Repeat each line exactly, leaving nothing out.
[Start Entries supplied]
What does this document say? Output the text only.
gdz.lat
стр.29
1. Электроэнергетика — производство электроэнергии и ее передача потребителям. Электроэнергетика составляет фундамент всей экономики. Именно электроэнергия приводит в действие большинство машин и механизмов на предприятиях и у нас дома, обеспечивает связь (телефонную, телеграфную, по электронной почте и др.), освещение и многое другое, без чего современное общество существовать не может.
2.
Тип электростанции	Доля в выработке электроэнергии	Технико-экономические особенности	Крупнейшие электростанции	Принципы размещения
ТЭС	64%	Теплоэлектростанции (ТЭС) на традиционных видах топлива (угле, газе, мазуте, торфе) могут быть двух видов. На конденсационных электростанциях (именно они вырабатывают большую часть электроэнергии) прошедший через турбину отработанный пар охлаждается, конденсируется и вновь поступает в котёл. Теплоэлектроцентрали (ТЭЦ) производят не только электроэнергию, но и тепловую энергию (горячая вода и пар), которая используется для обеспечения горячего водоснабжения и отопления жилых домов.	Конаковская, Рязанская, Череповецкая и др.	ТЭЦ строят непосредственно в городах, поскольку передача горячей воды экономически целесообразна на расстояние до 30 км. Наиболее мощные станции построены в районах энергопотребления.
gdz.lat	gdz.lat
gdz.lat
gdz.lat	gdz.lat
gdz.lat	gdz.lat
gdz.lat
[End Entries supplied]
== Solution for this exercise ==
What does this document say? Output the text only.
gdz.lat
стр.29
1. Электроэнергетика — производство электроэнергии и ее передача потребителям. Электроэнергетика составляет фундамент всей экономики. Именно электроэнергия приводит в действие большинство машин и механизмов на предприятиях и у нас дома, обеспечивает связь (телефонную, телеграфную, по электронной почте и др.), освещение и многое другое, без чего современное общество существовать не может.
2.
Тип электростанции	Доля в выработке электроэнергии	Технико-экономические особенности	Крупнейшие электростанции	Принципы размещения
ТЭС	64%	Теплоэлектростанции (ТЭС) на традиционных видах топлива (угле, газе, мазуте, торфе) могут быть двух видов. На конденсационных электростанциях (именно они вырабатывают большую часть электроэнергии) прошедший через турбину отработанный пар охлаждается, конденсируется и вновь поступает в котёл. Теплоэлектроцентрали (ТЭЦ) производят не только электроэнергию, но и тепловую энергию (горячая вода и пар), которая используется для обеспечения горячего водоснабжения и отопления жилых домов.	Конаковская, Рязанская, Череповецкая и др.	ТЭЦ строят непосредственно в городах, поскольку передача горячей воды экономически целесообразна на расстояние до 30 км. Наиболее мощные станции построены в районах энергопотребления.
gdz.lat	gdz.lat
gdz.lat
gdz.lat	gdz.lat
gdz.lat	gdz.lat
gdz.lat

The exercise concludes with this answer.